Goal of the exercise -
Pull every line containing the word "given" from the records.

Records supplied -
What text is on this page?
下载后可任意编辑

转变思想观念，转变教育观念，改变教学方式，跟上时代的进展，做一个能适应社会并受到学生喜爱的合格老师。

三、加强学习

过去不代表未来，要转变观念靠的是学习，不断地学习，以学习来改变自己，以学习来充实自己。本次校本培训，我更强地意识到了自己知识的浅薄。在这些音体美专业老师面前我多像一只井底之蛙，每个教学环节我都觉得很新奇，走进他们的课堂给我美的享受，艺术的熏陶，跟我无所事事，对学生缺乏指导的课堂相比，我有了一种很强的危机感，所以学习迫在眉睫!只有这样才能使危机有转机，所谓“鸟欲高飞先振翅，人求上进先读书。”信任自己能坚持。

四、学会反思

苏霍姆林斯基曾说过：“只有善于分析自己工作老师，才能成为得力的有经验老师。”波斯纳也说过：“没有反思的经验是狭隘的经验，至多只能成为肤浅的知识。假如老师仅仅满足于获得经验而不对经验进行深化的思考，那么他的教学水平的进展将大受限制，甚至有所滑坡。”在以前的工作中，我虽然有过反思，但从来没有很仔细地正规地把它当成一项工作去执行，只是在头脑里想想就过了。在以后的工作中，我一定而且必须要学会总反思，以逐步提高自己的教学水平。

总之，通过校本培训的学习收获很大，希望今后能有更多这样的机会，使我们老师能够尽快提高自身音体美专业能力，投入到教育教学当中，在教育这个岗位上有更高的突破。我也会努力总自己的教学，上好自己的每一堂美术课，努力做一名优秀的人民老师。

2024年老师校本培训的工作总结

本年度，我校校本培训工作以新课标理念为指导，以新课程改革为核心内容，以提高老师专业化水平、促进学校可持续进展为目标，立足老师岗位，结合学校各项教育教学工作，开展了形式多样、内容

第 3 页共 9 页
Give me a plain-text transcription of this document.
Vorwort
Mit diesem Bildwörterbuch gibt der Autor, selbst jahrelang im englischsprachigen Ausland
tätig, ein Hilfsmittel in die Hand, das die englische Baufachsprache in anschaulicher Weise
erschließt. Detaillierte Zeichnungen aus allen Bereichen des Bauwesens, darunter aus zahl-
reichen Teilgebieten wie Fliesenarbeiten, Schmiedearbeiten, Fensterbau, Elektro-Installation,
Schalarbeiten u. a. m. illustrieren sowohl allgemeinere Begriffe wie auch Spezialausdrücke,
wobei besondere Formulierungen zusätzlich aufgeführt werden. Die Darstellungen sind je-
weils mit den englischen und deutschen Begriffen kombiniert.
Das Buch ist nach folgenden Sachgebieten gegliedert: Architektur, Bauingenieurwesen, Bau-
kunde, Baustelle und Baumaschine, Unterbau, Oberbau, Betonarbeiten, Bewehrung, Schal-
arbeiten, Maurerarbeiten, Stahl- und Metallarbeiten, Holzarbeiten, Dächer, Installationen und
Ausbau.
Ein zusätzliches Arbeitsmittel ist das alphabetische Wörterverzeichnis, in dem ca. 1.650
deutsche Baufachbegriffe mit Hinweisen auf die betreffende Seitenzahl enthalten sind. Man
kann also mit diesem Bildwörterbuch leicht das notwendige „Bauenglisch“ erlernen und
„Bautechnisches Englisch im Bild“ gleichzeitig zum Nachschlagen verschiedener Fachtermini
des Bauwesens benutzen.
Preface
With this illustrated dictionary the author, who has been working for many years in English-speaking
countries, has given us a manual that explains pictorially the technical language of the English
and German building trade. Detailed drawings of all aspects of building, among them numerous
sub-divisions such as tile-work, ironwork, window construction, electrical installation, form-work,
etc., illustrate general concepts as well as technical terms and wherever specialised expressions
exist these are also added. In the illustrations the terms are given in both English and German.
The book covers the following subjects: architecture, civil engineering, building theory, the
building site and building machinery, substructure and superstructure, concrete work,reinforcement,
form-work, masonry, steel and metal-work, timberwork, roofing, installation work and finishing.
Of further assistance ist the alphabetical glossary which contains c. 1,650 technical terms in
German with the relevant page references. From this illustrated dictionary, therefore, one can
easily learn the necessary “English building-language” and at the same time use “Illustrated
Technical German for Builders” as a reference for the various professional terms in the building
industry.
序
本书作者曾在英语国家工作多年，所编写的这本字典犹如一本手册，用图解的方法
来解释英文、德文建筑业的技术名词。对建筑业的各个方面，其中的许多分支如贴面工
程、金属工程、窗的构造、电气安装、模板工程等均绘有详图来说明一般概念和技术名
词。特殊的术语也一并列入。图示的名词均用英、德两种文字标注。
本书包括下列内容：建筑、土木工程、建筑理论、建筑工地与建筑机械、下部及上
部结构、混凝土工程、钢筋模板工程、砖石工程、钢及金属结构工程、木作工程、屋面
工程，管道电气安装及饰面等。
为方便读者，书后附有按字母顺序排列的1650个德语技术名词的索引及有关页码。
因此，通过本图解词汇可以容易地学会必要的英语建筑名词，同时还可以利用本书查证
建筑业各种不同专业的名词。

Solution to this problem -
countries, has given us a manual that explains pictorially the technical language of the English
exist these are also added. In the illustrations the terms are given in both English and German.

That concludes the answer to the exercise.